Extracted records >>

***

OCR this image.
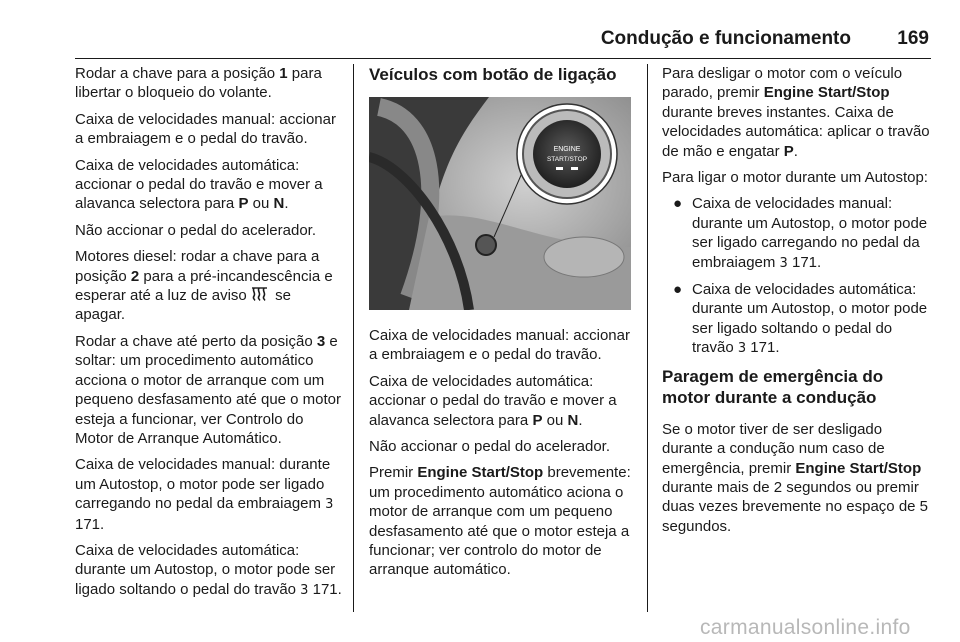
Condução e funcionamento 169

Rodar a chave para a posição 1 para libertar o bloqueio do volante.

Caixa de velocidades manual: accionar a embraiagem e o pedal do travão.

Caixa de velocidades automática: accionar o pedal do travão e mover a alavanca selectora para P ou N.

Não accionar o pedal do acelerador.

Motores diesel: rodar a chave para a posição 2 para a pré-incandescência e esperar até a luz de aviso  se apagar.

Rodar a chave até perto da posição 3 e soltar: um procedimento automático acciona o motor de arranque com um pequeno desfasamento até que o motor esteja a funcionar, ver Controlo do Motor de Arranque Automático.

Caixa de velocidades manual: durante um Autostop, o motor pode ser ligado carregando no pedal da embraiagem 3 171.

Caixa de velocidades automática: durante um Autostop, o motor pode ser ligado soltando o pedal do travão 3 171.

Veículos com botão de ligação
ENGINE
START/STOP

Caixa de velocidades manual: accionar a embraiagem e o pedal do travão.

Caixa de velocidades automática: accionar o pedal do travão e mover a alavanca selectora para P ou N.

Não accionar o pedal do acelerador.

Premir Engine Start/Stop brevemente: um procedimento automático aciona o motor de arranque com um pequeno desfasamento até que o motor esteja a funcionar; ver controlo do motor de arranque automático.

Para desligar o motor com o veículo parado, premir Engine Start/Stop durante breves instantes. Caixa de velocidades automática: aplicar o travão de mão e engatar P.

Para ligar o motor durante um Autostop:

● Caixa de velocidades manual: durante um Autostop, o motor pode ser ligado carregando no pedal da embraiagem 3 171.
● Caixa de velocidades automática: durante um Autostop, o motor pode ser ligado soltando o pedal do travão 3 171.
Paragem de emergência do motor durante a condução

Se o motor tiver de ser desligado durante a condução num caso de emergência, premir Engine Start/Stop durante mais de 2 segundos ou premir duas vezes brevemente no espaço de 5 segundos.

carmanualsonline.info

***

YOUR INSTRUCTIONS >> Where a line of the entries contains the word "travão", copy that line.

TASK ANSWER >>
Caixa de velocidades manual: accionar a embraiagem e o pedal do travão.
Caixa de velocidades automática: accionar o pedal do travão e mover a alavanca selectora para P ou N.
Caixa de velocidades automática: durante um Autostop, o motor pode ser ligado soltando o pedal do travão 3 171.
Caixa de velocidades manual: accionar a embraiagem e o pedal do travão.
Caixa de velocidades automática: accionar o pedal do travão e mover a alavanca selectora para P ou N.
Para desligar o motor com o veículo parado, premir Engine Start/Stop durante breves instantes. Caixa de velocidades automática: aplicar o travão de mão e engatar P.
● Caixa de velocidades automática: durante um Autostop, o motor pode ser ligado soltando o pedal do travão 3 171.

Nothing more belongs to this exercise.